(Box annotation data)
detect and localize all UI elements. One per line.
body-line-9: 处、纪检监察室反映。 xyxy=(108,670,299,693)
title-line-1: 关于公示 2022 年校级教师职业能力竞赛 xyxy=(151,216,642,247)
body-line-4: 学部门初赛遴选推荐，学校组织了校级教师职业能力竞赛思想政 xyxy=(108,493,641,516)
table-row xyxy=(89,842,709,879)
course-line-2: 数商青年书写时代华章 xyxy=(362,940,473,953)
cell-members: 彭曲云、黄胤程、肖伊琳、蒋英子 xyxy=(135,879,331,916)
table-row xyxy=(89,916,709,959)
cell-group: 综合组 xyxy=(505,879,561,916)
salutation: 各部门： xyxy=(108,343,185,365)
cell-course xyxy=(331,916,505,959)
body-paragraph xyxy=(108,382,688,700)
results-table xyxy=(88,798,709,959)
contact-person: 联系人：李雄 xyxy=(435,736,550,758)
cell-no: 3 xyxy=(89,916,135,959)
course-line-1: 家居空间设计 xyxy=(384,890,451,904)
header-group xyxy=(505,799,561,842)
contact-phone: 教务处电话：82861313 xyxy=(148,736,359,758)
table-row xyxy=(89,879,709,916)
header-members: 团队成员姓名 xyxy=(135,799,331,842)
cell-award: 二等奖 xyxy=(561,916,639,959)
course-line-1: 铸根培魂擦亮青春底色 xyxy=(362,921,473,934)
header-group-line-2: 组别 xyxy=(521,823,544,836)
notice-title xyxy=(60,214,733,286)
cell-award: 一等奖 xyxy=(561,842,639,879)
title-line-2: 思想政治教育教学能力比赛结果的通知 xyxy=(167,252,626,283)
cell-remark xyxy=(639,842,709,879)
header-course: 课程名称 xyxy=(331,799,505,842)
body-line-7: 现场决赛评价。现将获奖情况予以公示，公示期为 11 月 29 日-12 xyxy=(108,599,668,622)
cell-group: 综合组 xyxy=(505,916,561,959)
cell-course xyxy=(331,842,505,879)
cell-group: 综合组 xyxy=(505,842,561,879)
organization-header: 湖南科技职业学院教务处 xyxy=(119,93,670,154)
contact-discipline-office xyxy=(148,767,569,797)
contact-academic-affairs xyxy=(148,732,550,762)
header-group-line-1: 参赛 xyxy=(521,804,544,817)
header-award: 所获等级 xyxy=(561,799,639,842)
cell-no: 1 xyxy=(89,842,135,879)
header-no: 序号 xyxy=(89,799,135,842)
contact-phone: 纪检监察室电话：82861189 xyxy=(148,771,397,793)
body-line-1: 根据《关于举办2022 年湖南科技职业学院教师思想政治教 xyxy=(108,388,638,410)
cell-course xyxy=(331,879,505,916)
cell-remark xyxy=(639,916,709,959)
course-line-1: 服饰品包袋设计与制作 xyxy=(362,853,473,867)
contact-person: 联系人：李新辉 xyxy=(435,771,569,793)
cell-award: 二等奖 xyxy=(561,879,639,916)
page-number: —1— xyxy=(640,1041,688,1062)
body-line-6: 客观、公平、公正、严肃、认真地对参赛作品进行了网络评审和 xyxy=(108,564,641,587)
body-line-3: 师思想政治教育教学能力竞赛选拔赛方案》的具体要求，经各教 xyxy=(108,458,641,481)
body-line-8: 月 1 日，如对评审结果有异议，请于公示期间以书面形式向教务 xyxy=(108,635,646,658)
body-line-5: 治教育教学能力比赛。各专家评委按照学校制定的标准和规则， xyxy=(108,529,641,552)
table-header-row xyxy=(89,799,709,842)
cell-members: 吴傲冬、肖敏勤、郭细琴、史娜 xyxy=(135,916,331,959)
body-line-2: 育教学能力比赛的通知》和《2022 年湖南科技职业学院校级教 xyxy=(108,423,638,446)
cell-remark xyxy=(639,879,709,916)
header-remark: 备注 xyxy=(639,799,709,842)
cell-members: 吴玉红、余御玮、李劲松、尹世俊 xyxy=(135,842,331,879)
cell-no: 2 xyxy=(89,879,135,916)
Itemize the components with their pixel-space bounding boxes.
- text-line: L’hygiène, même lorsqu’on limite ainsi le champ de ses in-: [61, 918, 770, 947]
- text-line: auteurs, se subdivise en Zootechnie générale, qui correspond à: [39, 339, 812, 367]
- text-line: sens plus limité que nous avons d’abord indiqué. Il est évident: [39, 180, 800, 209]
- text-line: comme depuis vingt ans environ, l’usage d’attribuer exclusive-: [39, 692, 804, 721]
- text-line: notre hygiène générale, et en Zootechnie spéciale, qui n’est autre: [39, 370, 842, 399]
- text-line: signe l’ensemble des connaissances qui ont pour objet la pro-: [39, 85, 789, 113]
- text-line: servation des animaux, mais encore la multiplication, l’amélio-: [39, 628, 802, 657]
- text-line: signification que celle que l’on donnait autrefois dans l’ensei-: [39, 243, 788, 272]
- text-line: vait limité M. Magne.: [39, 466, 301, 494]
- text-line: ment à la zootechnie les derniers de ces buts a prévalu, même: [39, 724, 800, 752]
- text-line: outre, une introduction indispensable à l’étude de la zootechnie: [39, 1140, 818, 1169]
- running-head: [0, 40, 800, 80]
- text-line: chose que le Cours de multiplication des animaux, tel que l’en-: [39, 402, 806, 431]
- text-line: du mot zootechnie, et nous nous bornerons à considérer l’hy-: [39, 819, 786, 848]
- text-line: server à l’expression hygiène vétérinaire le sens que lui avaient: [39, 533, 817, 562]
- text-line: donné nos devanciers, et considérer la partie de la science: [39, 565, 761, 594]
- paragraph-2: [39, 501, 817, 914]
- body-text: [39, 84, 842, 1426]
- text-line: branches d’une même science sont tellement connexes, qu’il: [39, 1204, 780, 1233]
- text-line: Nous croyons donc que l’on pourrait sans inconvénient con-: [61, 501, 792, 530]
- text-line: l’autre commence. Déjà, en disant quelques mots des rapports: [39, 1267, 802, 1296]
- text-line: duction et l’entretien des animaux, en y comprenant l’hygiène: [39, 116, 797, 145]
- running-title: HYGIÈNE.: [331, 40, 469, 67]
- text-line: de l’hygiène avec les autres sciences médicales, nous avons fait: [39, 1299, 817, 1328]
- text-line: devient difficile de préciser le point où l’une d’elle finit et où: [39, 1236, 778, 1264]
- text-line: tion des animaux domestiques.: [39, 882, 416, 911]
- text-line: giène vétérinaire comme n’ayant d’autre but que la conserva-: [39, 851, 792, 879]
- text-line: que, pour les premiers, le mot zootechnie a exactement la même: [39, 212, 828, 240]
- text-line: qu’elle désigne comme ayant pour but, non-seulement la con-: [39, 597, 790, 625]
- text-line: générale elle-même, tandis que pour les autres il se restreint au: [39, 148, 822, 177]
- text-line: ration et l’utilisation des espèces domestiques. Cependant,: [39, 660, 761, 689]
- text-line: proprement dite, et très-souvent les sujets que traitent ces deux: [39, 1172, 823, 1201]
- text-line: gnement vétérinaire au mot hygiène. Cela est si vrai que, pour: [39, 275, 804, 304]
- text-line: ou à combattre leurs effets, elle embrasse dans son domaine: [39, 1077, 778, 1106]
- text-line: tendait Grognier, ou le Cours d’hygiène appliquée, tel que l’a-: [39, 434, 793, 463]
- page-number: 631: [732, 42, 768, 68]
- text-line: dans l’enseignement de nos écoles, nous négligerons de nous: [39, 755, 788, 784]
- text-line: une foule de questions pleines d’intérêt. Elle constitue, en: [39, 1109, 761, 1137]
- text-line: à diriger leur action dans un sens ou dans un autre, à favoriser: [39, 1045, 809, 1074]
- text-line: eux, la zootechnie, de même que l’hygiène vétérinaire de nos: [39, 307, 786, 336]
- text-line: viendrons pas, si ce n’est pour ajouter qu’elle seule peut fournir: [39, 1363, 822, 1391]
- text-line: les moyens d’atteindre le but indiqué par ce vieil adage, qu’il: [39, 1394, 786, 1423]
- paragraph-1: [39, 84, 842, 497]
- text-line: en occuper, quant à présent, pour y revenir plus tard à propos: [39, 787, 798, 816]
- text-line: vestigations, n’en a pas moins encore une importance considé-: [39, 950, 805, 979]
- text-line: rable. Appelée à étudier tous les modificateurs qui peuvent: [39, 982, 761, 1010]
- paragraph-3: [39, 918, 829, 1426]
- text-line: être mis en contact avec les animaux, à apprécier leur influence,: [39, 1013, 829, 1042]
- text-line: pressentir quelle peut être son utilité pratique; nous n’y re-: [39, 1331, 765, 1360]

**PROBLEM:** Copy the listing word for word, starting at its first line and stopping after the line that contains "body-line-3: 师思想政治教育教学能力竞赛选拔赛方案》的具体要求，经各教 xyxy=(108,458,641,481)".

**SOLVED EXERCISE:**
detect and localize all UI elements. One per line.
body-line-9: 处、纪检监察室反映。 xyxy=(108,670,299,693)
title-line-1: 关于公示 2022 年校级教师职业能力竞赛 xyxy=(151,216,642,247)
body-line-4: 学部门初赛遴选推荐，学校组织了校级教师职业能力竞赛思想政 xyxy=(108,493,641,516)
table-row xyxy=(89,842,709,879)
course-line-2: 数商青年书写时代华章 xyxy=(362,940,473,953)
cell-members: 彭曲云、黄胤程、肖伊琳、蒋英子 xyxy=(135,879,331,916)
table-row xyxy=(89,916,709,959)
cell-group: 综合组 xyxy=(505,879,561,916)
salutation: 各部门： xyxy=(108,343,185,365)
cell-course xyxy=(331,916,505,959)
body-paragraph xyxy=(108,382,688,700)
results-table xyxy=(88,798,709,959)
contact-person: 联系人：李雄 xyxy=(435,736,550,758)
cell-no: 3 xyxy=(89,916,135,959)
course-line-1: 家居空间设计 xyxy=(384,890,451,904)
header-group xyxy=(505,799,561,842)
contact-phone: 教务处电话：82861313 xyxy=(148,736,359,758)
table-row xyxy=(89,879,709,916)
header-members: 团队成员姓名 xyxy=(135,799,331,842)
cell-award: 二等奖 xyxy=(561,916,639,959)
course-line-1: 铸根培魂擦亮青春底色 xyxy=(362,921,473,934)
header-group-line-2: 组别 xyxy=(521,823,544,836)
notice-title xyxy=(60,214,733,286)
cell-award: 一等奖 xyxy=(561,842,639,879)
title-line-2: 思想政治教育教学能力比赛结果的通知 xyxy=(167,252,626,283)
cell-remark xyxy=(639,842,709,879)
header-course: 课程名称 xyxy=(331,799,505,842)
body-line-7: 现场决赛评价。现将获奖情况予以公示，公示期为 11 月 29 日-12 xyxy=(108,599,668,622)
cell-group: 综合组 xyxy=(505,916,561,959)
cell-course xyxy=(331,842,505,879)
cell-group: 综合组 xyxy=(505,842,561,879)
organization-header: 湖南科技职业学院教务处 xyxy=(119,93,670,154)
contact-discipline-office xyxy=(148,767,569,797)
contact-academic-affairs xyxy=(148,732,550,762)
header-group-line-1: 参赛 xyxy=(521,804,544,817)
header-award: 所获等级 xyxy=(561,799,639,842)
cell-no: 1 xyxy=(89,842,135,879)
header-no: 序号 xyxy=(89,799,135,842)
contact-phone: 纪检监察室电话：82861189 xyxy=(148,771,397,793)
body-line-1: 根据《关于举办2022 年湖南科技职业学院教师思想政治教 xyxy=(108,388,638,410)
cell-course xyxy=(331,879,505,916)
cell-remark xyxy=(639,916,709,959)
course-line-1: 服饰品包袋设计与制作 xyxy=(362,853,473,867)
contact-person: 联系人：李新辉 xyxy=(435,771,569,793)
cell-award: 二等奖 xyxy=(561,879,639,916)
page-number: —1— xyxy=(640,1041,688,1062)
body-line-6: 客观、公平、公正、严肃、认真地对参赛作品进行了网络评审和 xyxy=(108,564,641,587)
body-line-3: 师思想政治教育教学能力竞赛选拔赛方案》的具体要求，经各教 xyxy=(108,458,641,481)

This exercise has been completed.